** Problem to solve **
Look through the material below. Copy each line that contains the string "因果性调研".

Collected data
_____

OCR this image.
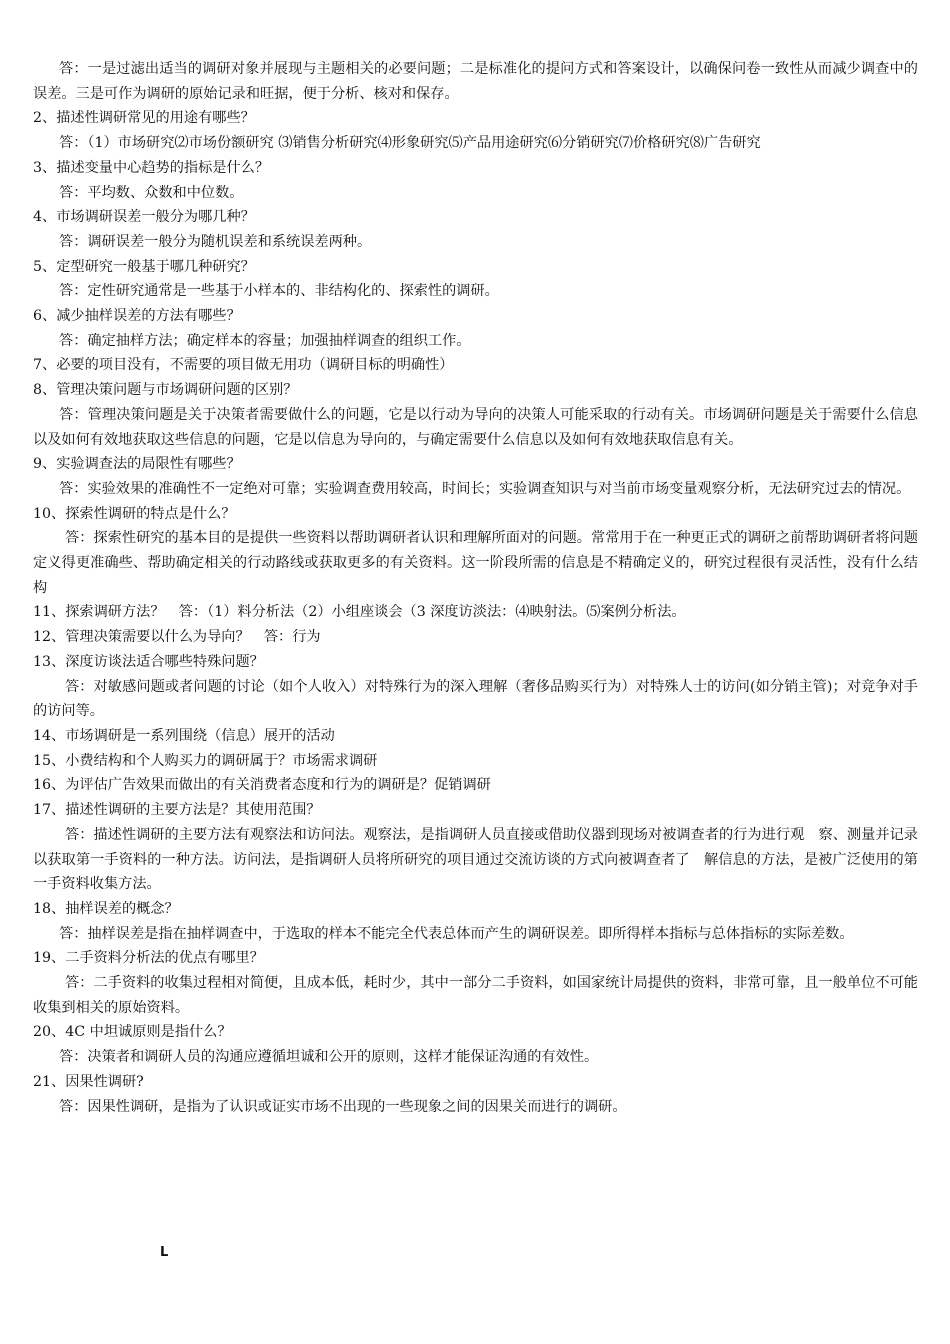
答：一是过滤出适当的调研对象并展现与主题相关的必要问题；二是标准化的提问方式和答案设计，以确保问卷一致性从而减少调查中的误差。三是可作为调研的原始记录和旺据，便于分析、核对和保存。

2、描述性调研常见的用途有哪些？

答：（1）市场研究⑵市场份额研究 ⑶销售分析研究⑷形象研究⑸产品用途研究⑹分销研究⑺价格研究⑻广告研究

3、描述变量中心趋势的指标是什么？

答：平均数、众数和中位数。

4、市场调研误差一般分为哪几种？

答：调研误差一般分为随机误差和系统误差两种。

5、定型研究一般基于哪几种研究？

答：定性研究通常是一些基于小样本的、非结构化的、探索性的调研。

6、减少抽样误差的方法有哪些？

答：确定抽样方法；确定样本的容量；加强抽样调查的组织工作。

7、必要的项目没有，不需要的项目做无用功（调研目标的明确性）

8、管理决策问题与市场调研问题的区别？

答：管理决策问题是关于决策者需要做什么的问题，它是以行动为导向的决策人可能采取的行动有关。市场调研问题是关于需要什么信息以及如何有效地获取这些信息的问题，它是以信息为导向的，与确定需要什么信息以及如何有效地获取信息有关。

9、实验调查法的局限性有哪些？

答：实验效果的准确性不一定绝对可靠；实验调查费用较高，时间长；实验调查知识与对当前市场变量观察分析，无法研究过去的情况。

10、探索性调研的特点是什么？

答：探索性研究的基本目的是提供一些资料以帮助调研者认识和理解所面对的问题。常常用于在一种更正式的调研之前帮助调研者将问题定义得更准确些、帮助确定相关的行动路线或获取更多的有关资料。这一阶段所需的信息是不精确定义的，研究过程很有灵活性，没有什么结构

11、探索调研方法？　答：（1）料分析法（2）小组座谈会（3 深度访淡法：⑷映射法。⑸案例分析法。

12、管理决策需要以什么为导向？　答：行为

13、深度访谈法适合哪些特殊问题？

答：对敏感问题或者问题的讨论（如个人收入）对特殊行为的深入理解（奢侈品购买行为）对特殊人士的访问(如分销主管)；对竞争对手的访问等。

14、市场调研是一系列围绕（信息）展开的活动

15、小费结构和个人购买力的调研属于？市场需求调研

16、为评估广告效果而做出的有关消费者态度和行为的调研是？促销调研

17、描述性调研的主要方法是？其使用范围？

答：描述性调研的主要方法有观察法和访问法。观察法，是指调研人员直接或借助仪器到现场对被调查者的行为进行观　察、测量并记录以获取第一手资料的一种方法。访问法，是指调研人员将所研究的项目通过交流访谈的方式向被调查者了　解信息的方法，是被广泛使用的第一手资料收集方法。

18、抽样误差的概念？

答：抽样误差是指在抽样调查中，于选取的样本不能完全代表总体而产生的调研误差。即所得样本指标与总体指标的实际差数。

19、二手资料分析法的优点有哪里？

答：二手资料的收集过程相对简便，且成本低，耗时少，其中一部分二手资料，如国家统计局提供的资料，非常可靠，且一般单位不可能收集到相关的原始资料。

20、4C 中坦诚原则是指什么？

答：决策者和调研人员的沟通应遵循坦诚和公开的原则，这样才能保证沟通的有效性。

21、因果性调研?

答：因果性调研，是指为了认识或证实市场不出现的一些现象之间的因果关而进行的调研。

L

_____

** The reply **
21、因果性调研?
答：因果性调研，是指为了认识或证实市场不出现的一些现象之间的因果关而进行的调研。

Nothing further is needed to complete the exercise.